* **CONSIGNES**:
a. D'après le texte sur la propriété foncière agricole, à qui le guide est-il destiné ?
b. Poursuivez le texte sur la propriété foncière agricole après sa dernière phrase.

* **SEGMENT DE TEXTE**:
★ ★ ★
La propriété foncière agricole responsable
Fort du chemin parcouru par Terre de Liens depuis plus de quinze ans, de notre expérience en tant que propriétaire-bailleur, des enseignements issus de l’accompagnement à l’installation et la transmission de fermes, nous avons souhaité partager nos connaissances à travers la production du guide de la propriété foncière agricole responsable. Ce guide est également mû par un sentiment d’urgence : celui de sensibiliser les propriétaires privés, et outiller ceux qui, de plus en plus nombreux, sollicitent Terre de Liens, généralement après avoir hérité d’un bien agricole et le plus souvent démunis lorsqu’il est question d’esquisser un projet de gestion ou de cession patrimoniale en cohérence avec leurs valeurs.
Ce guide est conçu comme un outil d’aide à la réflexion, pour ouvrir progressivement le champ des possibilités qui s’offre à un propriétaire privé au moment de céder ou de louer son bien agricole, selon sa situation personnelle et familiale.
Il est destiné aussi bien aux propriétaires de biens agricoles se questionnant sur l’orientation et l’usage de leur propriété qu’aux accompagnatrices et accompagnateurs de projets fonciers.
A travers ce dossier, vous avez accès au guide dans son intégralité mais aussi partie par partie. Vous pourrez également retrouver l'ensemble des ressources et témoignages mentionnés dans celui-ci.
Faire bon usage des terres agricoles : un enjeu clé pour nos sociétés
La terre agricole est une ressource unique. Elle est le lieu indispensable à la production de nos aliments. C’est le support d’un ensemble d’activités économiques et d’emplois, de pratiques et de représentations sociales. Elle est aussi le substrat de nombreux écosystèmes, que les pratiques agricoles peuvent protéger ou détruire.
Les terres agricoles sont au carrefour d’usages et d’intérêts multiples, parfois contradictoires. En cela, leurs usages sont au coeur de nos sociétés. Pour les agriculteurs, elles sont à la fois lieu de vie, patrimoine et outil de production, répondant à des logiques humaines et économiques parfois divergentes : développer des agricultures industrielles ou de proximité, produire des aliments ou des agrocarburants, agrandir sa ferme ou libérer au profit d’un nouvel agriculteur, etc.
★ ★ ★
* **LIGNES**:

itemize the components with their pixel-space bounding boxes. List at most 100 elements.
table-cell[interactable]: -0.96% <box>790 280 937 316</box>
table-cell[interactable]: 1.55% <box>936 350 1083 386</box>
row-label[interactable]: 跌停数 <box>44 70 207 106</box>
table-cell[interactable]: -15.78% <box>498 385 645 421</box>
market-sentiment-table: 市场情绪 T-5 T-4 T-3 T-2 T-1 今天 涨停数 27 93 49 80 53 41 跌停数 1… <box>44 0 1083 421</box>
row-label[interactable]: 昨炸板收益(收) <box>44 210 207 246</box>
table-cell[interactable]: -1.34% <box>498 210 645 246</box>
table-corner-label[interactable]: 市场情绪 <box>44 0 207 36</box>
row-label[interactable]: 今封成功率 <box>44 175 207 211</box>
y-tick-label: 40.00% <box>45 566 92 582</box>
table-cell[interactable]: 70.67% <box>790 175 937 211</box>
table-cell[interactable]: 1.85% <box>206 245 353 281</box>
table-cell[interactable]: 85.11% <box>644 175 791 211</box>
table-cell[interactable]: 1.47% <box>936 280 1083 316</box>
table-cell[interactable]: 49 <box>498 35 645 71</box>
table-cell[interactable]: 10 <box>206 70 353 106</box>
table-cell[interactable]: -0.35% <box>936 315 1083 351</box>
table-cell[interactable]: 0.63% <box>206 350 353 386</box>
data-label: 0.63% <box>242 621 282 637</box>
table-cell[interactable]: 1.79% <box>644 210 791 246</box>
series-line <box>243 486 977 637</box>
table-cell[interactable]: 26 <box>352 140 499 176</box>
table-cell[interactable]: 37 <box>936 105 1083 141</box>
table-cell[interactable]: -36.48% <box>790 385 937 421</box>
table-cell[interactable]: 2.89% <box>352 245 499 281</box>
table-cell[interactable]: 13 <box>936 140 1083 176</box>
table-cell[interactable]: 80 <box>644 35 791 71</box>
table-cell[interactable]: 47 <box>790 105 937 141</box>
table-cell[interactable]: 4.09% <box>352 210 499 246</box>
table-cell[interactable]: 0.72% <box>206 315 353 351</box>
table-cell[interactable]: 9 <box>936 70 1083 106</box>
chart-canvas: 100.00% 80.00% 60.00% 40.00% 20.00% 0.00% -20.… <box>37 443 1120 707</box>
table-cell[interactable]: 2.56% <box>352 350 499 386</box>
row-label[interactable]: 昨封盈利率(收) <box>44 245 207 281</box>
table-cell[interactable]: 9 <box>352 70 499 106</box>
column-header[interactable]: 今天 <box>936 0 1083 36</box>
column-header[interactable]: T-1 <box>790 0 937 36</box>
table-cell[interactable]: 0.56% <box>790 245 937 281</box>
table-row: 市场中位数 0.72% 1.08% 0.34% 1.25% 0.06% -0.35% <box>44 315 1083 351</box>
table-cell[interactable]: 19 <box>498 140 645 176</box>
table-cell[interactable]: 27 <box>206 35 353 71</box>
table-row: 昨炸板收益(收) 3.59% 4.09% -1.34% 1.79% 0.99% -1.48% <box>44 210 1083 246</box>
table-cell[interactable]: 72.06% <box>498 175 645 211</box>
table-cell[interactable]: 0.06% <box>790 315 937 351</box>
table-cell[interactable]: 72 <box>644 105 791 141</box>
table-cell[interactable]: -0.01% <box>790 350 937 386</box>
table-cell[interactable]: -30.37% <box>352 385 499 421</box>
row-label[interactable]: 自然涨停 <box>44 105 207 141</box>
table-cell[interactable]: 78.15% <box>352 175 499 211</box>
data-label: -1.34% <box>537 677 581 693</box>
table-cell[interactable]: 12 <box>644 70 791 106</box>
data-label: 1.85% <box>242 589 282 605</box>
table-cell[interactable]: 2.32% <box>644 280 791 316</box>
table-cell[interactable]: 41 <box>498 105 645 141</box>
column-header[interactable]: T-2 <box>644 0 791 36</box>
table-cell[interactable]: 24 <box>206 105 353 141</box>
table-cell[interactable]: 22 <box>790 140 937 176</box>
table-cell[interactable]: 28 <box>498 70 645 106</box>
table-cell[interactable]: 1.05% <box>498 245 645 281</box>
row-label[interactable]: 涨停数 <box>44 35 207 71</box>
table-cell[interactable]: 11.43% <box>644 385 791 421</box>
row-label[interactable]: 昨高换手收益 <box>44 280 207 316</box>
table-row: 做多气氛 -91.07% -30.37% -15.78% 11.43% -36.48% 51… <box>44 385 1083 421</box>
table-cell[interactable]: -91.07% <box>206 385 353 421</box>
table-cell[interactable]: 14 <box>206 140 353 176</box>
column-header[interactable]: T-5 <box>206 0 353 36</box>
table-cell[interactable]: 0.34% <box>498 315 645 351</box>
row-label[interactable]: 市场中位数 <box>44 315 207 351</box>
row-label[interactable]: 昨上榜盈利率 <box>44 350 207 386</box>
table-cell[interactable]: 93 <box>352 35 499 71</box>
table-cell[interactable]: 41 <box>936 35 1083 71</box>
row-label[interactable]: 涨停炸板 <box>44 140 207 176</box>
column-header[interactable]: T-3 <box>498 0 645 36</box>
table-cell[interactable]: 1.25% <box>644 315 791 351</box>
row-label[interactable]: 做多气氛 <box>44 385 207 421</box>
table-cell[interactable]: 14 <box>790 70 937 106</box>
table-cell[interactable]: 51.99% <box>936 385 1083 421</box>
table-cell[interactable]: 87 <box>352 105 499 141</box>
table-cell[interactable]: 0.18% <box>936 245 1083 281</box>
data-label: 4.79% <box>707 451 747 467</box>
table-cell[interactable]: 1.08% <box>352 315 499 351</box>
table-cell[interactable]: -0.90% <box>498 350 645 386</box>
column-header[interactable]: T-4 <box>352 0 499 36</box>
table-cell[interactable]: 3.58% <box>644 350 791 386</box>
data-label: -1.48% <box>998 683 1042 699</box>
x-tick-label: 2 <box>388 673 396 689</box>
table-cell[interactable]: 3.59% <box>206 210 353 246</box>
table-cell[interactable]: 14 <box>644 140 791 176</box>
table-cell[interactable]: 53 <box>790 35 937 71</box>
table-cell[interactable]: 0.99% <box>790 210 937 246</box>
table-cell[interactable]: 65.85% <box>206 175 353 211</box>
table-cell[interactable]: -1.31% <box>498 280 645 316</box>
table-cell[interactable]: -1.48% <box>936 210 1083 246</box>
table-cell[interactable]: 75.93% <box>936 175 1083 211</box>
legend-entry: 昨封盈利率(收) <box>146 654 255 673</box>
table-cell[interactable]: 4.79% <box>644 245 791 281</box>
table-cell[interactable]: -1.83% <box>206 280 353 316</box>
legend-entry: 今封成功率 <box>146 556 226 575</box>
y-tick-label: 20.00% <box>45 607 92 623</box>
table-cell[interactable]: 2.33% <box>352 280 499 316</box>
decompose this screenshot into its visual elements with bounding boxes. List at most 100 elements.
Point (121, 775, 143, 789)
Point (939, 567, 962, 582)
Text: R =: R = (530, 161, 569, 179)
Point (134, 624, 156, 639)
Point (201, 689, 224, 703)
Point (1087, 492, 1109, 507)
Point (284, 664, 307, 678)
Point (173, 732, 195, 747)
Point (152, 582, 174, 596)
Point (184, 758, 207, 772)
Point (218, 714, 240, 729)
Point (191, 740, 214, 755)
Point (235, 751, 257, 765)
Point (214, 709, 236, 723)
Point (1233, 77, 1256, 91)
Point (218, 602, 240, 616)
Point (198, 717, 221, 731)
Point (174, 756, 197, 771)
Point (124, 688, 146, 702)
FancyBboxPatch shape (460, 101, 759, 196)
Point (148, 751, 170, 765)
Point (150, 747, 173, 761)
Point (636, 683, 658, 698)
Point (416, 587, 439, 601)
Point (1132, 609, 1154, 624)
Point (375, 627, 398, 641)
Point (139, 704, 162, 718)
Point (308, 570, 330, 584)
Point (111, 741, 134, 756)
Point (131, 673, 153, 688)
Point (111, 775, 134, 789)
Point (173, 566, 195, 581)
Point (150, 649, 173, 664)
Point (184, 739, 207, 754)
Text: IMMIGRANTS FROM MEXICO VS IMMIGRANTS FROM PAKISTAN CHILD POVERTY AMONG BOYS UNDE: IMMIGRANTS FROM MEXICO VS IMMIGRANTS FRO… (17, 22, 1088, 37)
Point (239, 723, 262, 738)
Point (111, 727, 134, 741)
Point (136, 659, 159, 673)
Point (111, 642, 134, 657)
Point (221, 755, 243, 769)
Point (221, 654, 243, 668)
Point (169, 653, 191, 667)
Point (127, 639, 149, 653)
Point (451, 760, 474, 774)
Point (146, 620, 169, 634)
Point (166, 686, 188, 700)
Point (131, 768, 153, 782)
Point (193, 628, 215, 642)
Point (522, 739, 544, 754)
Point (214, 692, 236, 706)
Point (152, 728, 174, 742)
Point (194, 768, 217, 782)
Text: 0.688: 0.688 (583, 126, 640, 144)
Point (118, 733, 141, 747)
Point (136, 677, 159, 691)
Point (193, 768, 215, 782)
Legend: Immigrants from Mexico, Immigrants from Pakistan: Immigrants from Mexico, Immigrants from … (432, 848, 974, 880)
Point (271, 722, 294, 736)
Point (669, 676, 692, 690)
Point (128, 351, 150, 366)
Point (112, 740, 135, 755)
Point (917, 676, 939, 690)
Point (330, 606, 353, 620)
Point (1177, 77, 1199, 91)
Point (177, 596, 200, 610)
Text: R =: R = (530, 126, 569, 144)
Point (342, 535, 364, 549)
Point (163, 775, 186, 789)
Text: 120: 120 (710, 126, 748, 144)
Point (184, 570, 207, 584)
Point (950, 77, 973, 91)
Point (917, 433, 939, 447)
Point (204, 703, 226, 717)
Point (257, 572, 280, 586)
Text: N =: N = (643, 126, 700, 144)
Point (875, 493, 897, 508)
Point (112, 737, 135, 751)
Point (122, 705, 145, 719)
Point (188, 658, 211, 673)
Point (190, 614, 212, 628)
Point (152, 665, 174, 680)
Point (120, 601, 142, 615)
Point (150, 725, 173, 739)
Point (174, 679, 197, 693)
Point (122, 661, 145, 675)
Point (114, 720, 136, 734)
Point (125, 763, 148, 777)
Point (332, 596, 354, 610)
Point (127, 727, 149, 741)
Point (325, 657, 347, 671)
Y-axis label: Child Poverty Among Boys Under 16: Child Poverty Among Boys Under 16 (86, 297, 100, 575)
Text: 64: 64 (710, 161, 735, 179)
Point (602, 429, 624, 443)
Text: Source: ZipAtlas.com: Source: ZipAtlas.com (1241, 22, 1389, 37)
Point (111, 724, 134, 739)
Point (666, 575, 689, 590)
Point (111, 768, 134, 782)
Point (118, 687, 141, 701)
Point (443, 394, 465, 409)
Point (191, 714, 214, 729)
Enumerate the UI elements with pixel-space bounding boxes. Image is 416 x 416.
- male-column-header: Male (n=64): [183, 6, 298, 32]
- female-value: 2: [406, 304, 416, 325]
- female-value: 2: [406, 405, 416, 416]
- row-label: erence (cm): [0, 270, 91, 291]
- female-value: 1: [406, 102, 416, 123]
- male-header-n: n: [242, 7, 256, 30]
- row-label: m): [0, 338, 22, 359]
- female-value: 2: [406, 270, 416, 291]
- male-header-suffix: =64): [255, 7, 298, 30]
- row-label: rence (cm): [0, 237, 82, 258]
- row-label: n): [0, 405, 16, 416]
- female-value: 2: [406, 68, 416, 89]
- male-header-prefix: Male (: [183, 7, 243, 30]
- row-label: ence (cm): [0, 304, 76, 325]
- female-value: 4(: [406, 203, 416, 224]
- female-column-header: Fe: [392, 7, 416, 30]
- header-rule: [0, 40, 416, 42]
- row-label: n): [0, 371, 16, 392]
★ ★ ★
* **RÉSULTATS**:
a. Aux propriétaires de biens agricoles qui s'interrogent sur l'orientation et l'usage de leur propriété, ainsi qu'aux accompagnatrices et accompagnateurs de projets fonciers.

b.
Plus globalement, les terres agricoles sont une composante clé de l’aménagement du territoire, le lien entre populations urbaines et rurales, de nouvelles relations entre agriculteurs et consommateurs, de la qualité de vie et des paysages.
Depuis plusieurs décennies, les terres agricoles sont soumises à des pressions inédites. Pendant la même période, les régulations, publiques et privées, qui contribuaient à préserver les terres agricoles et à en faire bon usage se sont affaiblies ou sont devenues inadaptées. Il est désormais urgent de se mobiliser, à tous les niveaux, pour préserver les terres agricoles et les orienter au bénéfice d’une agriculture nourricière, créatrice d’emplois et d’activités rurales, porteuse de liens sociaux et protectrice des écosystèmes, des paysages et du climat.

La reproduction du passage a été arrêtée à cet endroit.